*GOALS*
[A] List every U.S. state named in the text about Tyche Hendricks's borderlands book.
[B] Answer from the text about Tyche Hendricks's borderlands book:
(i) At what time is the talk at Bookmith?
(ii) What job did Peter Schrag formerly hold?
(iii) What is Hendricks's current position?
[C] Continue the text about Tyche Hendricks's borderlands book from its last sentence.

─── SOURCE TEXT

Tyche Hendricks, who teaches international reporting at the UC Berkeley Graduate School of Journalism, will be talking about her new book, The Wind Doesn’t Need a Passport: Stories From the U.S.-Mexico Borderlands, tonight at 7:30 pm at Bookmith on Haight Street in San Francisco. She will be appearing with Peter Schrag, the former editorial page editor for the Sacramento Bee, who has also written a book that touches on US-Mexico relations called Not Fit For Our Society: Immigration and Nativism in America.
Hendricks’ book, which draws a vivid portrait of the people who live on both sides of the border, comes out as the US is once again gripped by questions of illegal immigration. The recent passage of a law in Arizona that gives police expanded power to ask people for documents proving their legal status is just the latest expression of frustration over the immigration question. Hendricks is now a special projects coordinator at KQED.
Ghost Word asked Hendricks about her book and some of the controversies surrounding immigration"
In passing its new restrictive immigration bill, Arizona lawmakers described the border as an almost lawless region, where thieves, drug dealers and murders have almost unfettered access to the U.S. They said the law was necessary because the federal government was not preventing people from coming in to the U.S. illegally. Is life in these border towns really so tense? Is there any common ground between people living on both sides of the border?
The Arizona law authorizing local police to serve as federal immigration agents comes during an economic recession (when immigrants historically have been targets of public frustration) and after years in which Congress has failed to act to overhaul immigration laws. Over the past decade or so, beefed up border enforcement in Texas and California funneled illegal border crossings and a share of drug smuggling across the Arizona desert, so Arizonans get a steady stream of news stories about border troubles.

──────
─── DATASET

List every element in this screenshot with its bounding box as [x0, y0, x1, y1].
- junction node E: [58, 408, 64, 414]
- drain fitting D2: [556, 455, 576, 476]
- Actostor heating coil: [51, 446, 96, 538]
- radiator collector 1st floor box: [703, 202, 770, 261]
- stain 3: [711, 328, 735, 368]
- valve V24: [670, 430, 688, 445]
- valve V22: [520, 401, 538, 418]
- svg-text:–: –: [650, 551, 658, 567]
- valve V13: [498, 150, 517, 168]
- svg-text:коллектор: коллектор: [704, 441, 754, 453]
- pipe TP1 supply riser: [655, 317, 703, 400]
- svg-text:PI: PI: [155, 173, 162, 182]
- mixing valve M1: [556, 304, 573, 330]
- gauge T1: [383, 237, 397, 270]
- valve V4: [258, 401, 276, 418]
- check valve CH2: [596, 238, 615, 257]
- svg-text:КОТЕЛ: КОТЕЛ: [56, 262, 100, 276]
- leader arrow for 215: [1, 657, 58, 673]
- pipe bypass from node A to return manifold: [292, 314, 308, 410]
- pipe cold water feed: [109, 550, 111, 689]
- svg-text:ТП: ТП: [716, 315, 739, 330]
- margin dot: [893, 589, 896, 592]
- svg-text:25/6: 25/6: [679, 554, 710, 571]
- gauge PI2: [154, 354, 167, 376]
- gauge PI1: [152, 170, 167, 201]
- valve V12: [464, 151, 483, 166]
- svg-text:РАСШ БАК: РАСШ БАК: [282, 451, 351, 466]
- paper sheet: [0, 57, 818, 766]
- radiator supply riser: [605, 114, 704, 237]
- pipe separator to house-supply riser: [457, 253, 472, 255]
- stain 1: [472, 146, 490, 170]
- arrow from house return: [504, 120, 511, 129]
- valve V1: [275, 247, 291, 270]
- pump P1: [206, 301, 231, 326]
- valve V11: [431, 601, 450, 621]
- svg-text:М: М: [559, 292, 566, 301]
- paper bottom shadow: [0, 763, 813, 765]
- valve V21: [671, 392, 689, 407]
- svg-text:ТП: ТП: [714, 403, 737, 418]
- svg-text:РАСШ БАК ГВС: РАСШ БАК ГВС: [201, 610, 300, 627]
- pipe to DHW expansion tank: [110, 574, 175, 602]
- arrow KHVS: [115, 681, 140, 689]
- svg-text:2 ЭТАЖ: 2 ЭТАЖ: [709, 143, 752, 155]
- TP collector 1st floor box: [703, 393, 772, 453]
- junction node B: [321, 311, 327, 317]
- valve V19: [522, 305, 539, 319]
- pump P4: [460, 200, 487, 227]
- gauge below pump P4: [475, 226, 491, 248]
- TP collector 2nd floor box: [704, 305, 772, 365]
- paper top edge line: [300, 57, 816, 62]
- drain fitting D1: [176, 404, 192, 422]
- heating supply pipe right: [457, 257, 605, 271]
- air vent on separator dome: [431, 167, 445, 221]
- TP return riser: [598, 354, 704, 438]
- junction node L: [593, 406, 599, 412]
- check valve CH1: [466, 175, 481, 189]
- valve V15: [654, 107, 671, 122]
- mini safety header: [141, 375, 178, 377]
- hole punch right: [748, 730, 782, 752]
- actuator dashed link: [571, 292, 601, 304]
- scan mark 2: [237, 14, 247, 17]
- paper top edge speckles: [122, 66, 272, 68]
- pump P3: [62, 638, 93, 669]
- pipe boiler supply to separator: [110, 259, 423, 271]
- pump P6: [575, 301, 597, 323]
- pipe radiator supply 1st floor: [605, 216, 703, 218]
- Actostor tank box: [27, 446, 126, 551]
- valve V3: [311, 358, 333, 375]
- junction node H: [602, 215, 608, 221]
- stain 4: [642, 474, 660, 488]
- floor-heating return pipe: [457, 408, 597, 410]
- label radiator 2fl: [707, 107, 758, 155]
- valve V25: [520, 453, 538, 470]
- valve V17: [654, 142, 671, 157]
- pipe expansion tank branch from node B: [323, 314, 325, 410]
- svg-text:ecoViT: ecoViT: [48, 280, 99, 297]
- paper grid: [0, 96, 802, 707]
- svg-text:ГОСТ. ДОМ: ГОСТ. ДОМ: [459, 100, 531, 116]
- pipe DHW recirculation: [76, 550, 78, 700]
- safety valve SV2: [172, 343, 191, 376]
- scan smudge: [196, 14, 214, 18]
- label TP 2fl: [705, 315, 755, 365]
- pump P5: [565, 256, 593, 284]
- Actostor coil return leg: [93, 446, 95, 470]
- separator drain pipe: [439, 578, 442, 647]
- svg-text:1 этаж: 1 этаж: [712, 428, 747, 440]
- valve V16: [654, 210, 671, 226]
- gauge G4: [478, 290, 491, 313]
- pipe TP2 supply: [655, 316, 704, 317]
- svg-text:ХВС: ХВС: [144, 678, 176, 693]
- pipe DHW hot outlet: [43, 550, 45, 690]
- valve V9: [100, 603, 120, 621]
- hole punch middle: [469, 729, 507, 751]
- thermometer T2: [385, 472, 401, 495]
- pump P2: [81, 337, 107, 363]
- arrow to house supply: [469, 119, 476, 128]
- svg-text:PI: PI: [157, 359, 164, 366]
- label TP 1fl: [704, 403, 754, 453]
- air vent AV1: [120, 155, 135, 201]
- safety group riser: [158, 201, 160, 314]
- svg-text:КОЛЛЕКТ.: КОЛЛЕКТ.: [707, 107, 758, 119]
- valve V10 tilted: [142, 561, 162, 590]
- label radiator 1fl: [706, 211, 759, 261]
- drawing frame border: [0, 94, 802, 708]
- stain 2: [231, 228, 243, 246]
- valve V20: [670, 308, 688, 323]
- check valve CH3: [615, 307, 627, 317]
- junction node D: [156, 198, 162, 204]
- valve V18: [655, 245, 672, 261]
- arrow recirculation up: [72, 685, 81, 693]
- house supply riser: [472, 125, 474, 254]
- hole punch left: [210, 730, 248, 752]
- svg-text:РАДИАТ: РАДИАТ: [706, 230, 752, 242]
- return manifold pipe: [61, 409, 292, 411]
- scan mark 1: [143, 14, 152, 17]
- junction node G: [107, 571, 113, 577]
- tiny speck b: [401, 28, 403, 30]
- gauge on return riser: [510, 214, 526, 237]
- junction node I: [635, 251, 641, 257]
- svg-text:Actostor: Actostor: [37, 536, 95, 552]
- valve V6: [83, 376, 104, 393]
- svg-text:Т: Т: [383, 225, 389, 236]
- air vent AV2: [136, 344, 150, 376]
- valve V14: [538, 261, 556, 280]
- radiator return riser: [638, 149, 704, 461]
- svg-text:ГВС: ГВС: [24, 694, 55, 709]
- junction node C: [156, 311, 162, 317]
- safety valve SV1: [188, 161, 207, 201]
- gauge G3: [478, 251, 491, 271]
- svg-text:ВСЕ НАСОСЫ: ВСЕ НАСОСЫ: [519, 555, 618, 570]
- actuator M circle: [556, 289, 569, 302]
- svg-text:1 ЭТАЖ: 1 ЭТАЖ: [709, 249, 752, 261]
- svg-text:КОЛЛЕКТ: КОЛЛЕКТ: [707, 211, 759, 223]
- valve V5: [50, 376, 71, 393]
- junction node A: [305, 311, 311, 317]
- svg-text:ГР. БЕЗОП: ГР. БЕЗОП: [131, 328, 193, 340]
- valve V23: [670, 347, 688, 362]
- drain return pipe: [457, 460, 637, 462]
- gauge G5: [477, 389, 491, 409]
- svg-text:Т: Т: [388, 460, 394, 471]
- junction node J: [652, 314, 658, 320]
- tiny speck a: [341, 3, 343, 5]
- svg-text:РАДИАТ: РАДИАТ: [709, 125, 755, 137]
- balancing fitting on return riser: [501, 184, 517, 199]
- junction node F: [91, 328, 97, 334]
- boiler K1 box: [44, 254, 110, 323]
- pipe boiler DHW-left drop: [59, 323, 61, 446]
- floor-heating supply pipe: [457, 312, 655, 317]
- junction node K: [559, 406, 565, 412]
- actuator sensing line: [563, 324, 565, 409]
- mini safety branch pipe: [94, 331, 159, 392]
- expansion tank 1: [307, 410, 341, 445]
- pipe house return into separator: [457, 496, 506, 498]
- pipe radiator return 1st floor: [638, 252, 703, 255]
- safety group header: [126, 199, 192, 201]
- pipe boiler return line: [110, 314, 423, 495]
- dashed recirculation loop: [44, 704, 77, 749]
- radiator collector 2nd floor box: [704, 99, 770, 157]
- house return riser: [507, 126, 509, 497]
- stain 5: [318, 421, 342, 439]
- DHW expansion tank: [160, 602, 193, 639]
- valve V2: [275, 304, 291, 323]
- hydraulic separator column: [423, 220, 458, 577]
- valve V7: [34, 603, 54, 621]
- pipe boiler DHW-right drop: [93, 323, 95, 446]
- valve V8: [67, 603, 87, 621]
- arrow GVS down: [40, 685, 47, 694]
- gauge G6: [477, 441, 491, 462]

──────

*ANSWERS FOR THE TASKS*
[A] Arizona, Texas, California

[B]
(i) 7:30 pm
(ii) Editorial page editor for the Sacramento Bee
(iii) Special projects coordinator at KQED

[C]
People who live in the borderlands (in both the United States and Mexico) do bear the brunt of those problems – not only uncontrolled migration and drug trafficking but also pollution, too-rapid growth and strained health care resources. But I also found a remarkable spirit of neighborliness in twin border towns, a shared history and many, many families with cross-border ties. I was inspired by the way that doctors, ranchers, environmental scientists and businesspeople in both countries were rolling up their sleeves in a very pragmatic way and reaching across the border to tackle problems together.
What prompted you to write this book? How did you find your subjects?
The book began with a series I wrote for the San Francisco Chronicle about the U.S.-Mexico border. In telling the stories of individual people and places and concerns along the length of the border, a larger story emerged. While the border from a distance appears to be a dividing line, I began to see that, up close, it’s actually a bi-national region, one that’s often misunderstood by those of us who live far away from it. It’s the place where our two countries are stitched together – fascinating, vibrant, fraught with serious challenges, but a place whose inhabitants might have something to teach the rest of us about how to get along and tackle our shared concerns.
I found the people and topics I wrote about in the book through classic shoe-leather reporting: talking to people who pointed me to other people. It took plenty of advance preparation and a certain amount of spontaneous serendipity.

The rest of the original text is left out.